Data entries
---------------
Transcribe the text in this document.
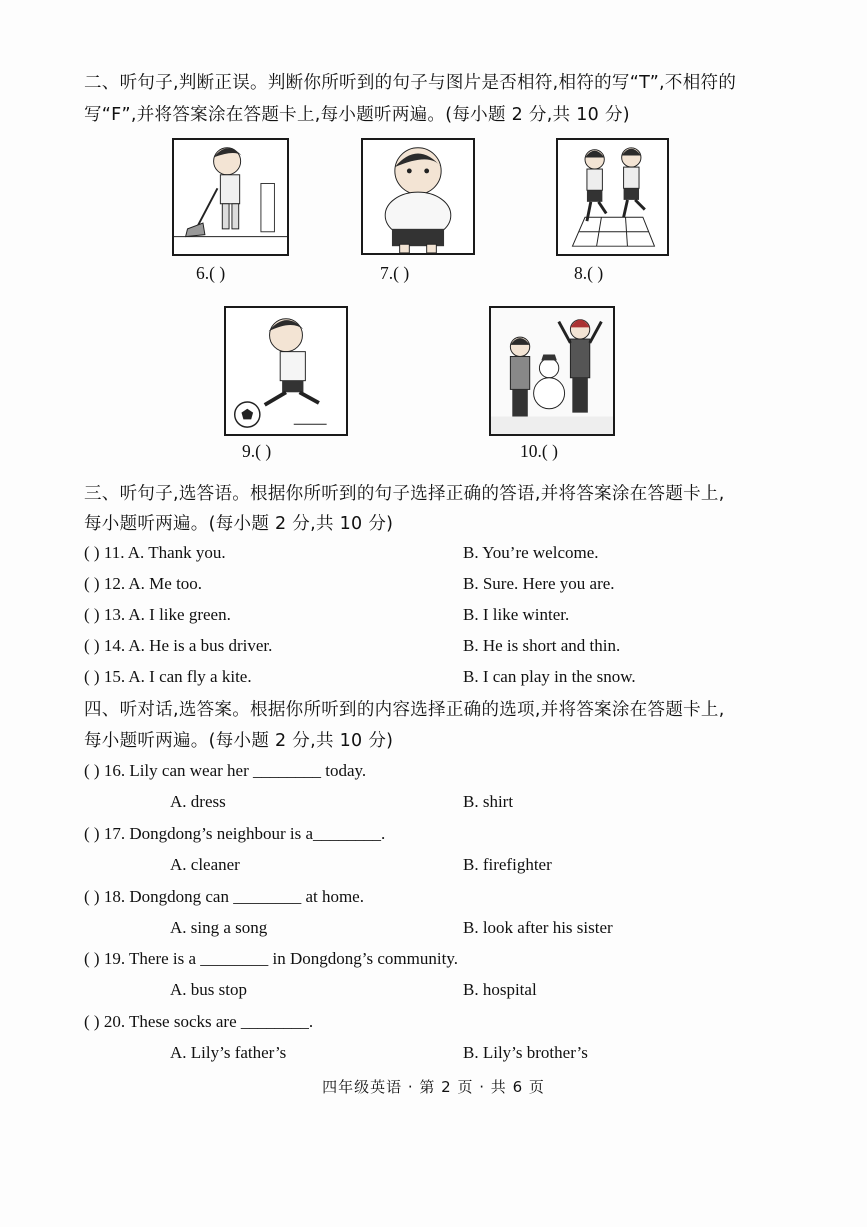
二、听句子,判断正误。判断你所听到的句子与图片是否相符,相符的写“T”,不相符的
写“F”,并将答案涂在答题卡上,每小题听两遍。(每小题 2 分,共 10 分)
6.( )	7.( )	8.( )
9.( )	10.( )
三、听句子,选答语。根据你所听到的句子选择正确的答语,并将答案涂在答题卡上,
每小题听两遍。(每小题 2 分,共 10 分)
( ) 11. A. Thank you.	B. You’re welcome.
( ) 12. A. Me too.	B. Sure. Here you are.
( ) 13. A. I like green.	B. I like winter.
( ) 14. A. He is a bus driver.	B. He is short and thin.
( ) 15. A. I can fly a kite.	B. I can play in the snow.
四、听对话,选答案。根据你所听到的内容选择正确的选项,并将答案涂在答题卡上,
每小题听两遍。(每小题 2 分,共 10 分)
( ) 16. Lily can wear her ________ today.
A. dress	B. shirt
( ) 17. Dongdong’s neighbour is a________.
A. cleaner	B. firefighter
( ) 18. Dongdong can ________ at home.
A. sing a song	B. look after his sister
( ) 19. There is a ________ in Dongdong’s community.
A. bus stop	B. hospital
( ) 20. These socks are ________.
A. Lily’s father’s	B. Lily’s brother’s
四年级英语 · 第 2 页 · 共 6 页
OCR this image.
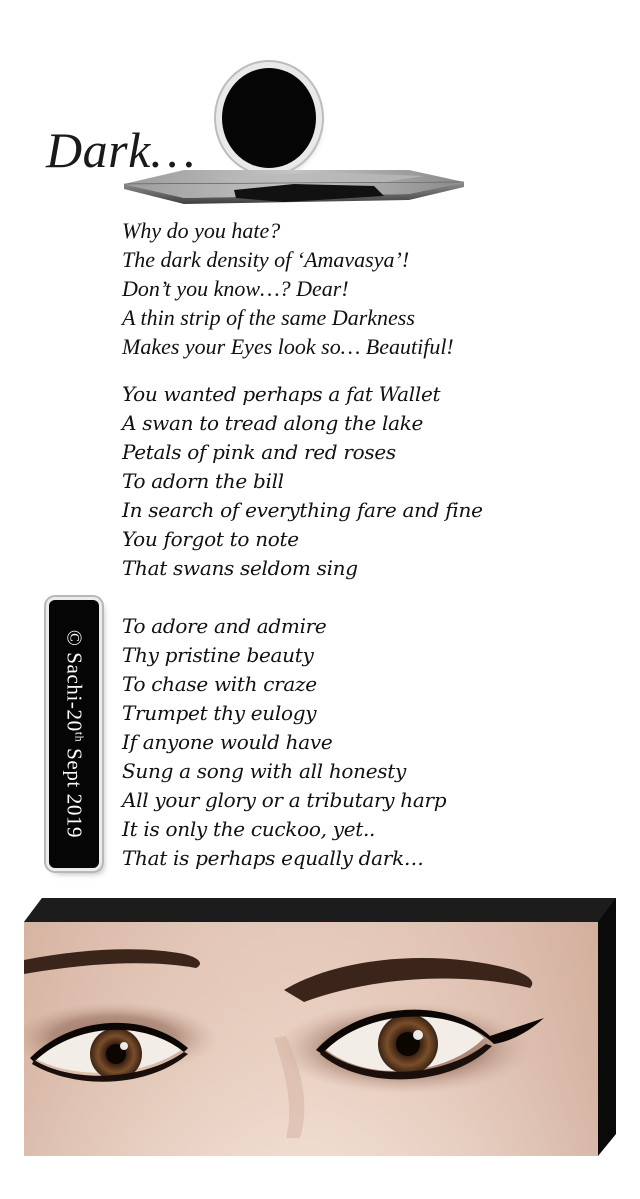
Dark…
Why do you hate?
The dark density of ‘Amavasya’!
Don’t you know…? Dear!
A thin strip of the same Darkness
Makes your Eyes look so… Beautiful!
You wanted perhaps a fat Wallet
A swan to tread along the lake
Petals of pink and red roses
To adorn the bill
In search of everything fare and fine
You forgot to note
That swans seldom sing
© Sachi-20th Sept 2019
To adore and admire
Thy pristine beauty
To chase with craze
Trumpet thy eulogy
If anyone would have
Sung a song with all honesty
All your glory or a tributary harp
It is only the cuckoo, yet..
That is perhaps equally dark…
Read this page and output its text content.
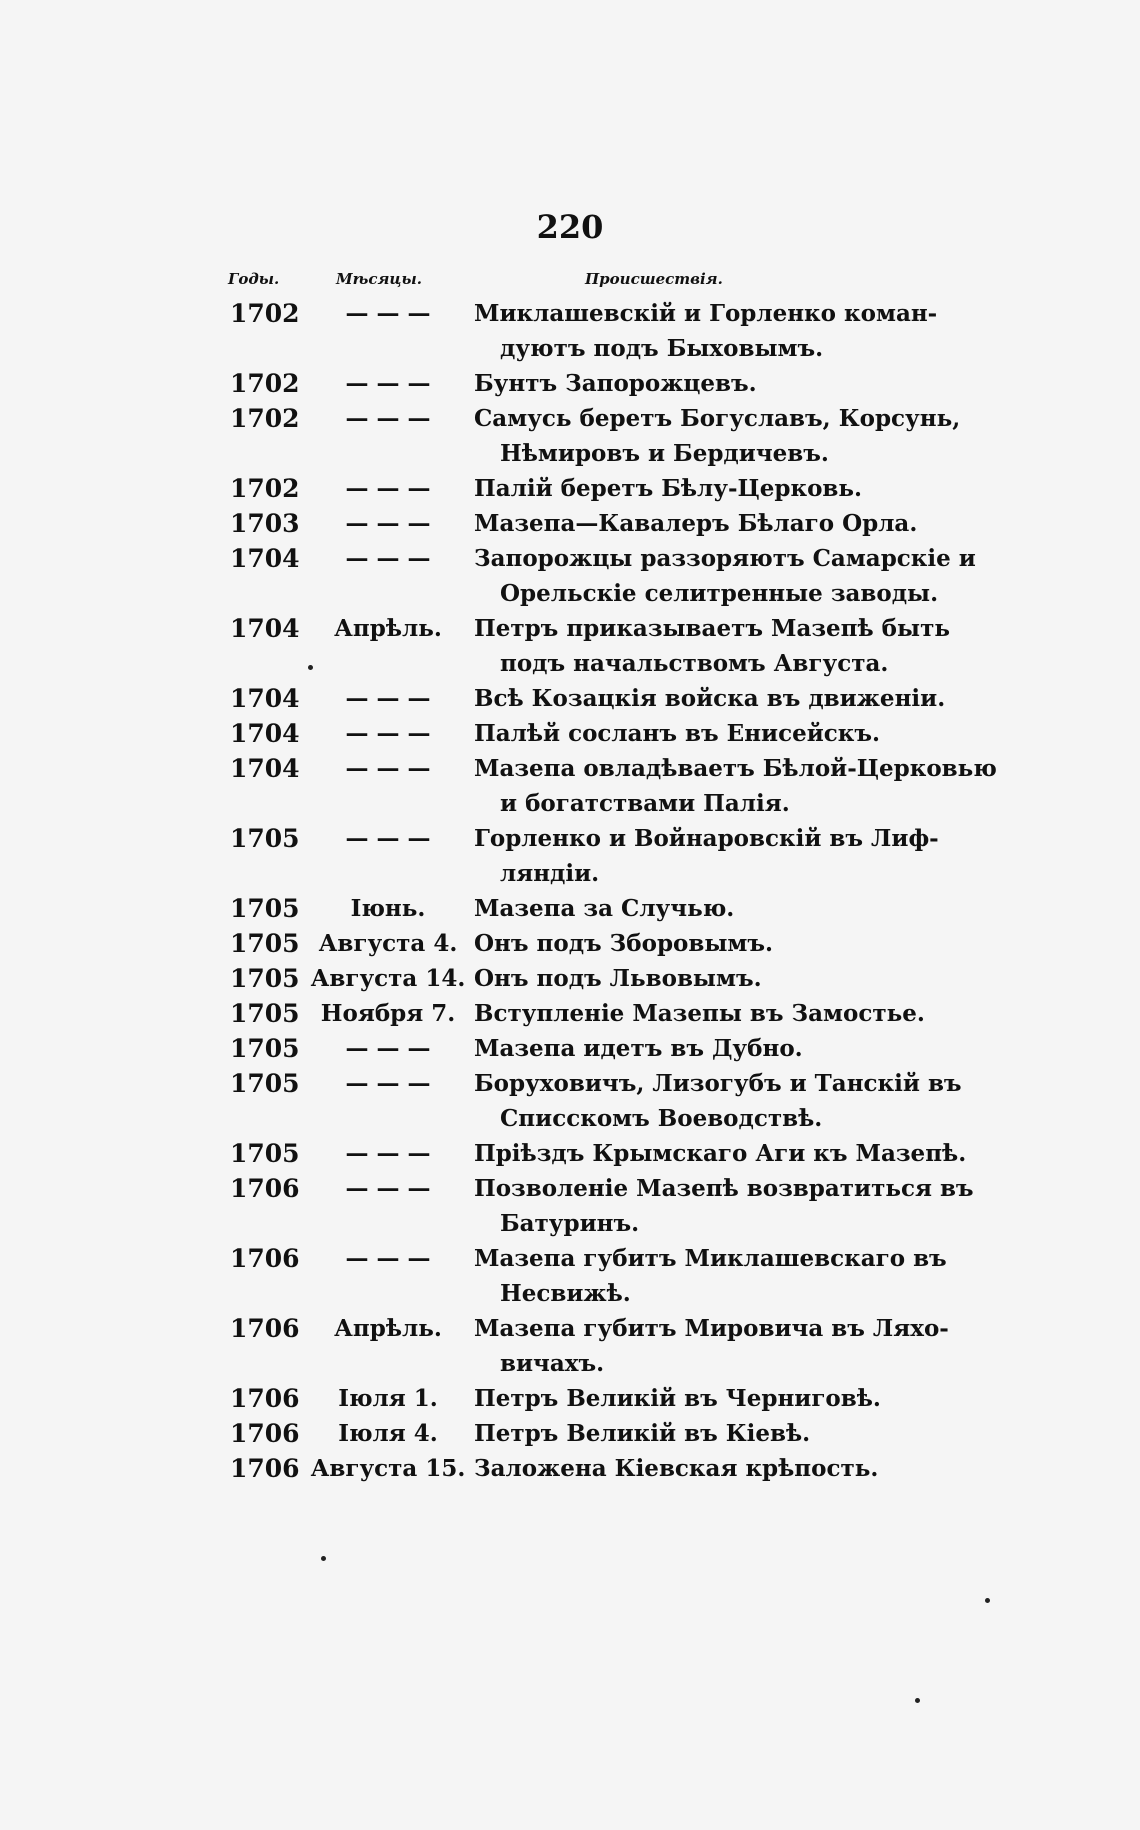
220
Годы.	Мѣсяцы.	Происшествія.
1702	— — —	Миклашевскій и Горленко коман-
дуютъ подъ Быховымъ.
1702	— — —	Бунтъ Запорожцевъ.
1702	— — —	Самусь беретъ Богуславъ, Корсунь,
Нѣмировъ и Бердичевъ.
1702	— — —	Палій беретъ Бѣлу-Церковь.
1703	— — —	Мазепа—Кавалеръ Бѣлаго Орла.
1704	— — —	Запорожцы раззоряютъ Самарскіе и
Орельскіе селитренные заводы.
1704	Апрѣль.	Петръ приказываетъ Мазепѣ быть
подъ начальствомъ Августа.
1704	— — —	Всѣ Козацкія войска въ движеніи.
1704	— — —	Палѣй сосланъ въ Енисейскъ.
1704	— — —	Мазепа овладѣваетъ Бѣлой-Церковью
и богатствами Палія.
1705	— — —	Горленко и Войнаровскій въ Лиф-
ляндіи.
1705	Іюнь.	Мазепа за Случью.
1705 Августа 4. Онъ подъ Зборовымъ.
1705 Августа 14. Онъ подъ Львовымъ.
1705 Ноября 7. Вступленіе Мазепы въ Замостье.
1705	— — —	Мазепа идетъ въ Дубно.
1705	— — —	Боруховичъ, Лизогубъ и Танскій въ
Списскомъ Воеводствѣ.
1705	— — —	Пріѣздъ Крымскаго Аги къ Мазепѣ.
1706	— — —	Позволеніе Мазепѣ возвратиться въ
Батуринъ.
1706	— — —	Мазепа губитъ Миклашевскаго въ
Несвижѣ.
1706	Апрѣль.	Мазепа губитъ Мировича въ Ляхо-
вичахъ.
1706	Іюля 1.	Петръ Великій въ Черниговѣ.
1706	Іюля 4.	Петръ Великій въ Кіевѣ.
1706 Августа 15. Заложена Кіевская крѣпость.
---------------
WHAT YOU HAVE TO DO: Print the whole listing above once more, word for word, without its pictures.

EXERCISE RESULT:
Transcribe the text in this document.
二、听句子,判断正误。判断你所听到的句子与图片是否相符,相符的写“T”,不相符的
写“F”,并将答案涂在答题卡上,每小题听两遍。(每小题 2 分,共 10 分)
6.( )	7.( )	8.( )
9.( )	10.( )
三、听句子,选答语。根据你所听到的句子选择正确的答语,并将答案涂在答题卡上,
每小题听两遍。(每小题 2 分,共 10 分)
( ) 11. A. Thank you.	B. You’re welcome.
( ) 12. A. Me too.	B. Sure. Here you are.
( ) 13. A. I like green.	B. I like winter.
( ) 14. A. He is a bus driver.	B. He is short and thin.
( ) 15. A. I can fly a kite.	B. I can play in the snow.
四、听对话,选答案。根据你所听到的内容选择正确的选项,并将答案涂在答题卡上,
每小题听两遍。(每小题 2 分,共 10 分)
( ) 16. Lily can wear her ________ today.
A. dress	B. shirt
( ) 17. Dongdong’s neighbour is a________.
A. cleaner	B. firefighter
( ) 18. Dongdong can ________ at home.
A. sing a song	B. look after his sister
( ) 19. There is a ________ in Dongdong’s community.
A. bus stop	B. hospital
( ) 20. These socks are ________.
A. Lily’s father’s	B. Lily’s brother’s
四年级英语 · 第 2 页 · 共 6 页
OCR this image.
Dark…
Why do you hate?
The dark density of ‘Amavasya’!
Don’t you know…? Dear!
A thin strip of the same Darkness
Makes your Eyes look so… Beautiful!
You wanted perhaps a fat Wallet
A swan to tread along the lake
Petals of pink and red roses
To adorn the bill
In search of everything fare and fine
You forgot to note
That swans seldom sing
© Sachi-20th Sept 2019
To adore and admire
Thy pristine beauty
To chase with craze
Trumpet thy eulogy
If anyone would have
Sung a song with all honesty
All your glory or a tributary harp
It is only the cuckoo, yet..
That is perhaps equally dark…
Read this page and output its text content.
220
Годы.	Мѣсяцы.	Происшествія.
1702	— — —	Миклашевскій и Горленко коман-
дуютъ подъ Быховымъ.
1702	— — —	Бунтъ Запорожцевъ.
1702	— — —	Самусь беретъ Богуславъ, Корсунь,
Нѣмировъ и Бердичевъ.
1702	— — —	Палій беретъ Бѣлу-Церковь.
1703	— — —	Мазепа—Кавалеръ Бѣлаго Орла.
1704	— — —	Запорожцы раззоряютъ Самарскіе и
Орельскіе селитренные заводы.
1704	Апрѣль.	Петръ приказываетъ Мазепѣ быть
подъ начальствомъ Августа.
1704	— — —	Всѣ Козацкія войска въ движеніи.
1704	— — —	Палѣй сосланъ въ Енисейскъ.
1704	— — —	Мазепа овладѣваетъ Бѣлой-Церковью
и богатствами Палія.
1705	— — —	Горленко и Войнаровскій въ Лиф-
ляндіи.
1705	Іюнь.	Мазепа за Случью.
1705 Августа 4. Онъ подъ Зборовымъ.
1705 Августа 14. Онъ подъ Львовымъ.
1705 Ноября 7. Вступленіе Мазепы въ Замостье.
1705	— — —	Мазепа идетъ въ Дубно.
1705	— — —	Боруховичъ, Лизогубъ и Танскій въ
Списскомъ Воеводствѣ.
1705	— — —	Пріѣздъ Крымскаго Аги къ Мазепѣ.
1706	— — —	Позволеніе Мазепѣ возвратиться въ
Батуринъ.
1706	— — —	Мазепа губитъ Миклашевскаго въ
Несвижѣ.
1706	Апрѣль.	Мазепа губитъ Мировича въ Ляхо-
вичахъ.
1706	Іюля 1.	Петръ Великій въ Черниговѣ.
1706	Іюля 4.	Петръ Великій въ Кіевѣ.
1706 Августа 15. Заложена Кіевская крѣпость.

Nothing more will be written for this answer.